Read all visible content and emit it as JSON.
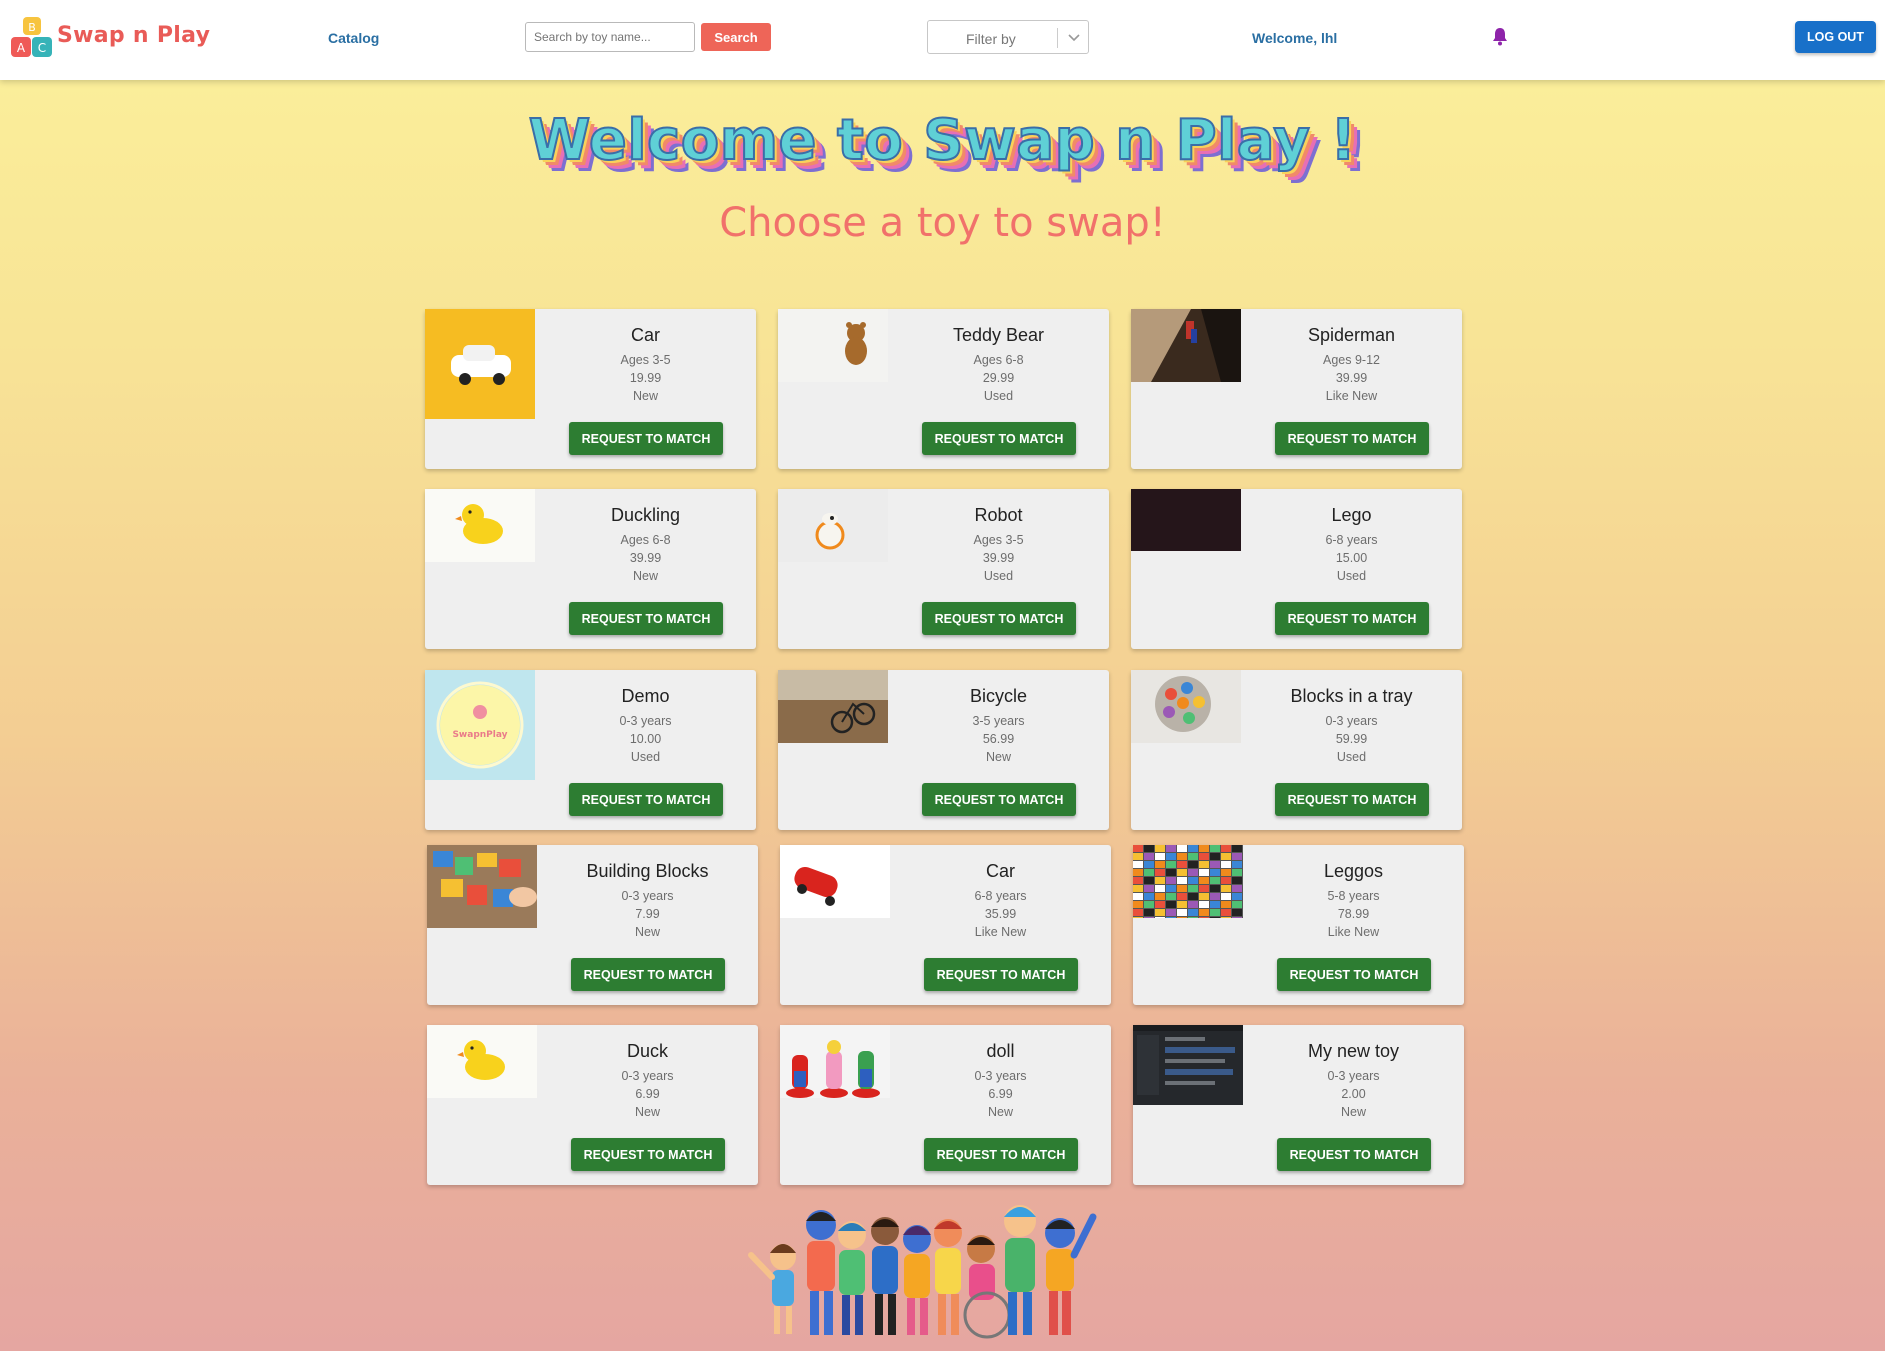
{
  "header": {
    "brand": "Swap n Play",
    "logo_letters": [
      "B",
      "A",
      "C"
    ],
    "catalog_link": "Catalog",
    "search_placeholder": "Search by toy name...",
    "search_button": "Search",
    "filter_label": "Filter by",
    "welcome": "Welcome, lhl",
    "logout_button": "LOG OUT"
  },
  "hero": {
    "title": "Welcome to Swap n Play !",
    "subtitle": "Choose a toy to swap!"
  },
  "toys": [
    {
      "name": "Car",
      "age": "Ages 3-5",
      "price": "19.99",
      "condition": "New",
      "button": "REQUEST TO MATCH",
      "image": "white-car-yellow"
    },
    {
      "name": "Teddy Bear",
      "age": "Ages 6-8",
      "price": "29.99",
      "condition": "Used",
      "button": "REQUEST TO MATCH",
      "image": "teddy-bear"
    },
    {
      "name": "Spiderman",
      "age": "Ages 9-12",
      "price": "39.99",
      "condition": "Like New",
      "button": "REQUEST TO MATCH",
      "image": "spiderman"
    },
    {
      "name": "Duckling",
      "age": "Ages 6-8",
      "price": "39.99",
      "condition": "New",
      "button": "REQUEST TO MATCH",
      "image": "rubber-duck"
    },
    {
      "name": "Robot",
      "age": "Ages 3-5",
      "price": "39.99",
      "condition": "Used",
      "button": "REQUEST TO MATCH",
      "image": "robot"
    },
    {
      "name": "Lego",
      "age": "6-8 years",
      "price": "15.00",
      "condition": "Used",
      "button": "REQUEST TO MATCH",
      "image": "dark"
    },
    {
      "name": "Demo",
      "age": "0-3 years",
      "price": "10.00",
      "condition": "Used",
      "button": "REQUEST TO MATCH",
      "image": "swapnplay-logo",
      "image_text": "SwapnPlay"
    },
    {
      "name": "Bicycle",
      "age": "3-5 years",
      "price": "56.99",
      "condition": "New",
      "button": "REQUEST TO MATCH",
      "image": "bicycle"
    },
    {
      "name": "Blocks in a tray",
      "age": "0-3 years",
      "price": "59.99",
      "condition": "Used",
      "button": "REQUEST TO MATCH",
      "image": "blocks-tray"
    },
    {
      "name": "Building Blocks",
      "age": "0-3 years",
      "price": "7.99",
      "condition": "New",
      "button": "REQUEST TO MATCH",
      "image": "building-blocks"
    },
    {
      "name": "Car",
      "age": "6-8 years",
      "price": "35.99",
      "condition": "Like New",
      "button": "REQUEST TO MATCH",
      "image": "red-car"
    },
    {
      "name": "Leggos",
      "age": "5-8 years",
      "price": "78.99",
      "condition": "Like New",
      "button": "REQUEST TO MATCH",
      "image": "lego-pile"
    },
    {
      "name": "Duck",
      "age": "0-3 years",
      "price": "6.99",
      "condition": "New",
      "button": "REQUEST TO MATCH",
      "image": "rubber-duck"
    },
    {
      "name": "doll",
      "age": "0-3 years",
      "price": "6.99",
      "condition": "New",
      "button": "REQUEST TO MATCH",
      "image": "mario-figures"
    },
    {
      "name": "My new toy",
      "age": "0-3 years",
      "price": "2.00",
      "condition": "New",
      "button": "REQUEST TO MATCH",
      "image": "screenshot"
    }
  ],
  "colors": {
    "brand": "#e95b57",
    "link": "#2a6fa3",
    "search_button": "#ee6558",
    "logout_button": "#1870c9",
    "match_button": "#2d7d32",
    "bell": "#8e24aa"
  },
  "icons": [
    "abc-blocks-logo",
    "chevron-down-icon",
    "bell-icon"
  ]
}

******

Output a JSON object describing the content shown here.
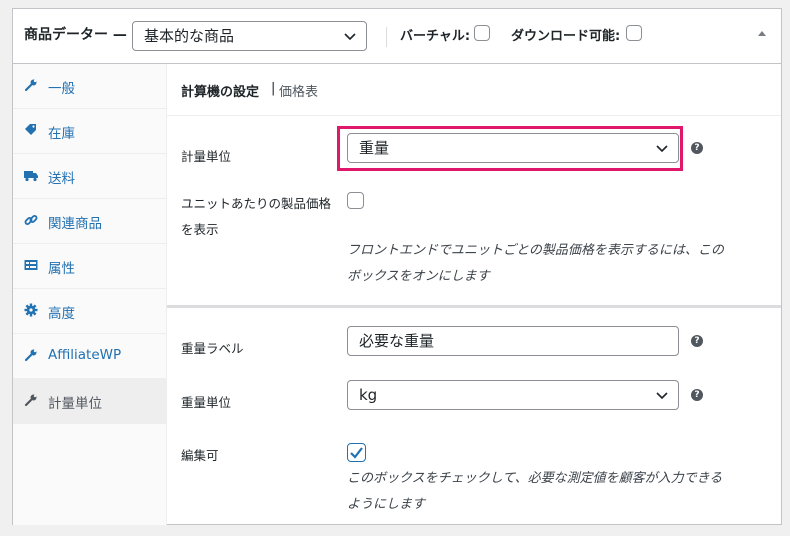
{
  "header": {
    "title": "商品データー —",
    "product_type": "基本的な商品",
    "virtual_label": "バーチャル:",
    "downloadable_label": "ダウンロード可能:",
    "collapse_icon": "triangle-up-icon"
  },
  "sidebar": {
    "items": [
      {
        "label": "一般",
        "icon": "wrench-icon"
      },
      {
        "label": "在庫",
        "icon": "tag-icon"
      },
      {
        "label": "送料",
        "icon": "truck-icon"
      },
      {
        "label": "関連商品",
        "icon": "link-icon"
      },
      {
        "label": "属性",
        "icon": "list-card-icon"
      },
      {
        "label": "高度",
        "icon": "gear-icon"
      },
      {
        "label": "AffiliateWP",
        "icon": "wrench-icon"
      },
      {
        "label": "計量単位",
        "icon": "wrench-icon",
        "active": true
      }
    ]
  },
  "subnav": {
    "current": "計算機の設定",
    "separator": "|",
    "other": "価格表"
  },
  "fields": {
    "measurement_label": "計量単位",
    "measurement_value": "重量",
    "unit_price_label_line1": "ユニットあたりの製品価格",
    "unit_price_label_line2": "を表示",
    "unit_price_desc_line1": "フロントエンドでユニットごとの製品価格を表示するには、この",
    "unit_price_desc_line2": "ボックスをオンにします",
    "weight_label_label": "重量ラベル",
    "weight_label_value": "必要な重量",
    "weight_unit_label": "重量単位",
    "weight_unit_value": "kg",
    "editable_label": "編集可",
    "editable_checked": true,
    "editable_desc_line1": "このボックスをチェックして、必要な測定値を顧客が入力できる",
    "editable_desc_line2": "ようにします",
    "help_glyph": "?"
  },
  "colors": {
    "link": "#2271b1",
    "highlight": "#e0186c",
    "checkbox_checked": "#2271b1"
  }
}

******

Locate the lines above that hold the word "Welcome". Show every one of them.

THE SOLUTION:
    "welcome": "Welcome, lhl",
    "title": "Welcome to Swap n Play !",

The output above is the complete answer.